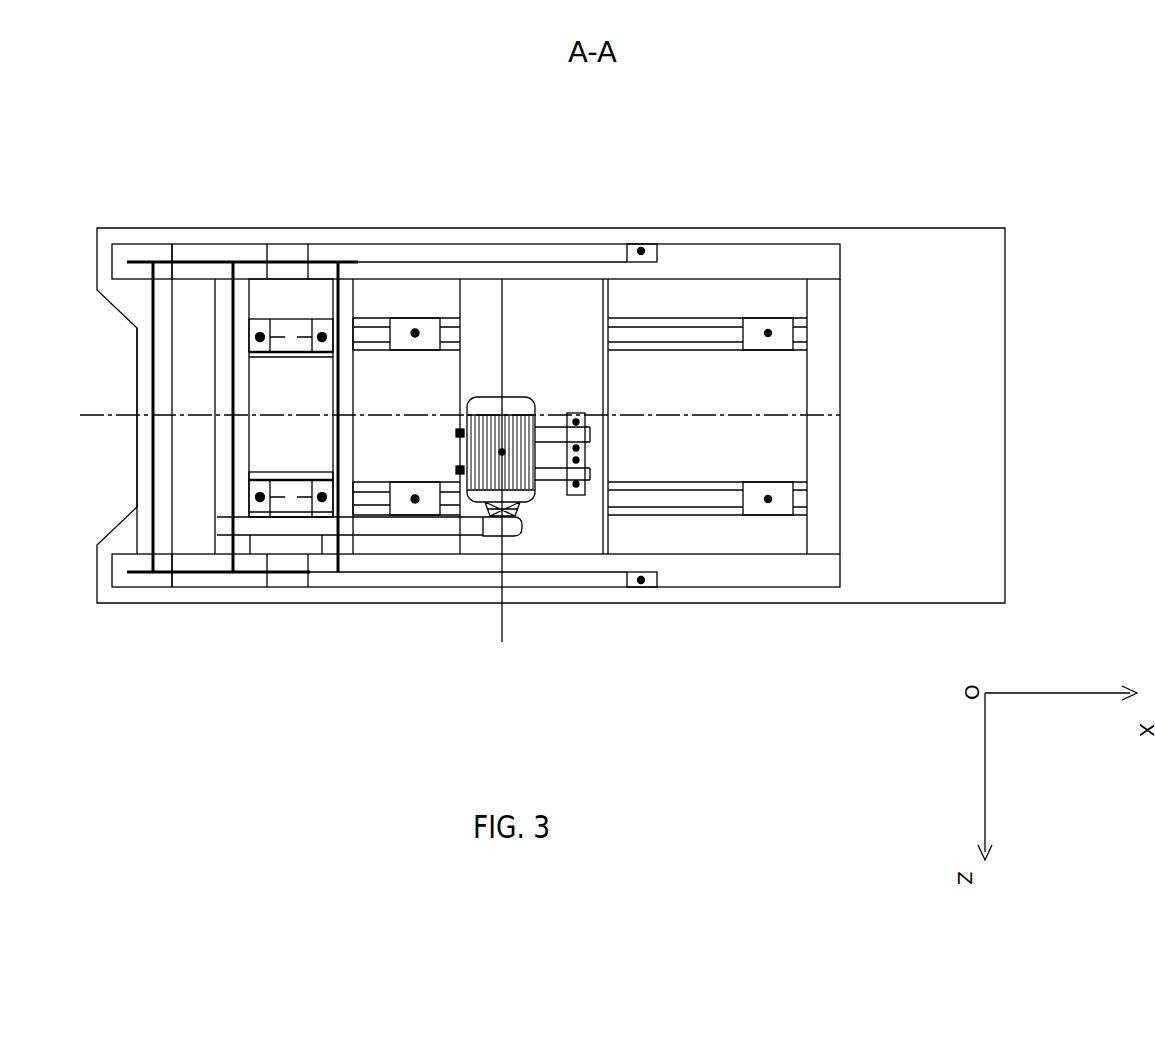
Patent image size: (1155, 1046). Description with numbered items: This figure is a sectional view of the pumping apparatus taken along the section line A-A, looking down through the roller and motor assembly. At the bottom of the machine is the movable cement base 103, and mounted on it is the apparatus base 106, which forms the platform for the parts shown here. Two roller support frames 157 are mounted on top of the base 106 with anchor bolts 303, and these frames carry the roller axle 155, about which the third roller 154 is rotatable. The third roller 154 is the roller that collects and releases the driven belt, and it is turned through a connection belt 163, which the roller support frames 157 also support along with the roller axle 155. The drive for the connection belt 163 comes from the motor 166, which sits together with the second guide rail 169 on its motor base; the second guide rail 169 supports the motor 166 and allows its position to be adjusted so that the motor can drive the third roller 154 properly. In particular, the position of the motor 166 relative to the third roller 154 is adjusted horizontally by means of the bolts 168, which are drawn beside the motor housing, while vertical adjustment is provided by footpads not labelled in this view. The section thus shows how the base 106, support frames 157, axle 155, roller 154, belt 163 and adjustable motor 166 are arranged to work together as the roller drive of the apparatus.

The movable cement base 103 is at (100, 590).
The apparatus base 106 is at (122, 578).
The third roller 154 is at (286, 418).
The roller axle 155 is at (290, 353).
The roller support frame 157 is at (373, 488).
The connection belt 163 is at (390, 523).
The motor 166 is at (525, 413).
The bolts 168 is at (456, 470).
The second guide rail 169 is at (577, 420).
The anchor bolts 303 is at (415, 333).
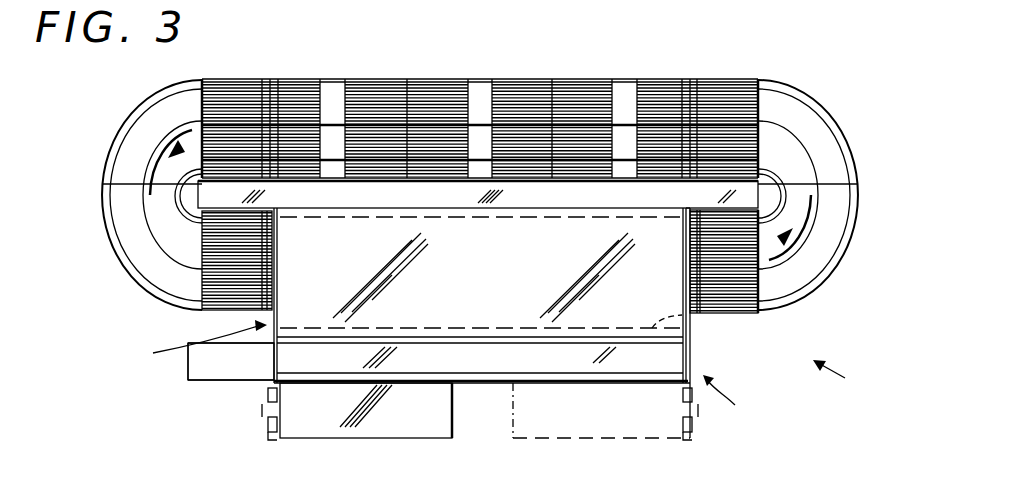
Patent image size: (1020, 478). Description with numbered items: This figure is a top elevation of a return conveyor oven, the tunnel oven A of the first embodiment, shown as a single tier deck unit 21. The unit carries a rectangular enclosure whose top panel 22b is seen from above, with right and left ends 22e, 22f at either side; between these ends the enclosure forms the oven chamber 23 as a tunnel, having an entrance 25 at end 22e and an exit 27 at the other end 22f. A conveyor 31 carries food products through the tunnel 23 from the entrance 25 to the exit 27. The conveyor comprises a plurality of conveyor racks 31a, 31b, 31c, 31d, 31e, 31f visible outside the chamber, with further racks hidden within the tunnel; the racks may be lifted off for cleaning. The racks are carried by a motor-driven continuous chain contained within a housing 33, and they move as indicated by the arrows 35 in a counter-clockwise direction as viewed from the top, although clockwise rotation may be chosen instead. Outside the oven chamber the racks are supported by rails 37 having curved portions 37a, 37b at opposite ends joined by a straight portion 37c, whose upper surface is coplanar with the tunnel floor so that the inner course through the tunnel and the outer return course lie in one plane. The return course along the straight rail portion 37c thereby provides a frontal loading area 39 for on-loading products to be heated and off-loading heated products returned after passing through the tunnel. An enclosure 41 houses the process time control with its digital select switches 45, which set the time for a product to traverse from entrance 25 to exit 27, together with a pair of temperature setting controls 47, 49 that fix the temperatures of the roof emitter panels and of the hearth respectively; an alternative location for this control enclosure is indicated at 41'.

The tier deck unit 21 is at (518, 403).
The top panel 22b is at (508, 287).
The right end 22e is at (272, 330).
The left end 22f is at (690, 327).
The oven chamber 23 is at (700, 320).
The entrance 25 is at (197, 344).
The exit 27 is at (700, 288).
The conveyor 31 is at (760, 110).
The conveyor rack 31a is at (765, 282).
The conveyor rack 31b is at (707, 80).
The conveyor rack 31c is at (573, 82).
The conveyor rack 31d is at (427, 80).
The conveyor rack 31e is at (310, 80).
The conveyor rack 31f is at (200, 283).
The housing 33 is at (200, 196).
The arrows 35 is at (188, 140).
The rails 37 is at (812, 148).
The curved portion 37a is at (860, 187).
The curved portion 37b is at (98, 206).
The straight portion 37c is at (630, 80).
The frontal loading area 39 is at (485, 70).
The enclosure 41 is at (366, 430).
The alternative enclosure location 41' is at (601, 430).
The digital select switches 45 is at (270, 432).
The temperature setting control 47 is at (270, 385).
The temperature setting control 49 is at (267, 402).
The tunnel oven A is at (837, 379).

WRITTEN EXERCISE
Reproduce every line of the records above verbatim, leaving out the pictures.

OUTPUT FOR THIS TASK
Patent image size: (1155, 1046). Description with numbered items: This figure is a sectional view of the pumping apparatus taken along the section line A-A, looking down through the roller and motor assembly. At the bottom of the machine is the movable cement base 103, and mounted on it is the apparatus base 106, which forms the platform for the parts shown here. Two roller support frames 157 are mounted on top of the base 106 with anchor bolts 303, and these frames carry the roller axle 155, about which the third roller 154 is rotatable. The third roller 154 is the roller that collects and releases the driven belt, and it is turned through a connection belt 163, which the roller support frames 157 also support along with the roller axle 155. The drive for the connection belt 163 comes from the motor 166, which sits together with the second guide rail 169 on its motor base; the second guide rail 169 supports the motor 166 and allows its position to be adjusted so that the motor can drive the third roller 154 properly. In particular, the position of the motor 166 relative to the third roller 154 is adjusted horizontally by means of the bolts 168, which are drawn beside the motor housing, while vertical adjustment is provided by footpads not labelled in this view. The section thus shows how the base 106, support frames 157, axle 155, roller 154, belt 163 and adjustable motor 166 are arranged to work together as the roller drive of the apparatus.

The movable cement base 103 is at (100, 590).
The apparatus base 106 is at (122, 578).
The third roller 154 is at (286, 418).
The roller axle 155 is at (290, 353).
The roller support frame 157 is at (373, 488).
The connection belt 163 is at (390, 523).
The motor 166 is at (525, 413).
The bolts 168 is at (456, 470).
The second guide rail 169 is at (577, 420).
The anchor bolts 303 is at (415, 333).
Patent image size: (1020, 478). Description with numbered items: This figure is a top elevation of a return conveyor oven, the tunnel oven A of the first embodiment, shown as a single tier deck unit 21. The unit carries a rectangular enclosure whose top panel 22b is seen from above, with right and left ends 22e, 22f at either side; between these ends the enclosure forms the oven chamber 23 as a tunnel, having an entrance 25 at end 22e and an exit 27 at the other end 22f. A conveyor 31 carries food products through the tunnel 23 from the entrance 25 to the exit 27. The conveyor comprises a plurality of conveyor racks 31a, 31b, 31c, 31d, 31e, 31f visible outside the chamber, with further racks hidden within the tunnel; the racks may be lifted off for cleaning. The racks are carried by a motor-driven continuous chain contained within a housing 33, and they move as indicated by the arrows 35 in a counter-clockwise direction as viewed from the top, although clockwise rotation may be chosen instead. Outside the oven chamber the racks are supported by rails 37 having curved portions 37a, 37b at opposite ends joined by a straight portion 37c, whose upper surface is coplanar with the tunnel floor so that the inner course through the tunnel and the outer return course lie in one plane. The return course along the straight rail portion 37c thereby provides a frontal loading area 39 for on-loading products to be heated and off-loading heated products returned after passing through the tunnel. An enclosure 41 houses the process time control with its digital select switches 45, which set the time for a product to traverse from entrance 25 to exit 27, together with a pair of temperature setting controls 47, 49 that fix the temperatures of the roof emitter panels and of the hearth respectively; an alternative location for this control enclosure is indicated at 41'.

The tier deck unit 21 is at (518, 403).
The top panel 22b is at (508, 287).
The right end 22e is at (272, 330).
The left end 22f is at (690, 327).
The oven chamber 23 is at (700, 320).
The entrance 25 is at (197, 344).
The exit 27 is at (700, 288).
The conveyor 31 is at (760, 110).
The conveyor rack 31a is at (765, 282).
The conveyor rack 31b is at (707, 80).
The conveyor rack 31c is at (573, 82).
The conveyor rack 31d is at (427, 80).
The conveyor rack 31e is at (310, 80).
The conveyor rack 31f is at (200, 283).
The housing 33 is at (200, 196).
The arrows 35 is at (188, 140).
The rails 37 is at (812, 148).
The curved portion 37a is at (860, 187).
The curved portion 37b is at (98, 206).
The straight portion 37c is at (630, 80).
The frontal loading area 39 is at (485, 70).
The enclosure 41 is at (366, 430).
The alternative enclosure location 41' is at (601, 430).
The digital select switches 45 is at (270, 432).
The temperature setting control 47 is at (270, 385).
The temperature setting control 49 is at (267, 402).
The tunnel oven A is at (837, 379).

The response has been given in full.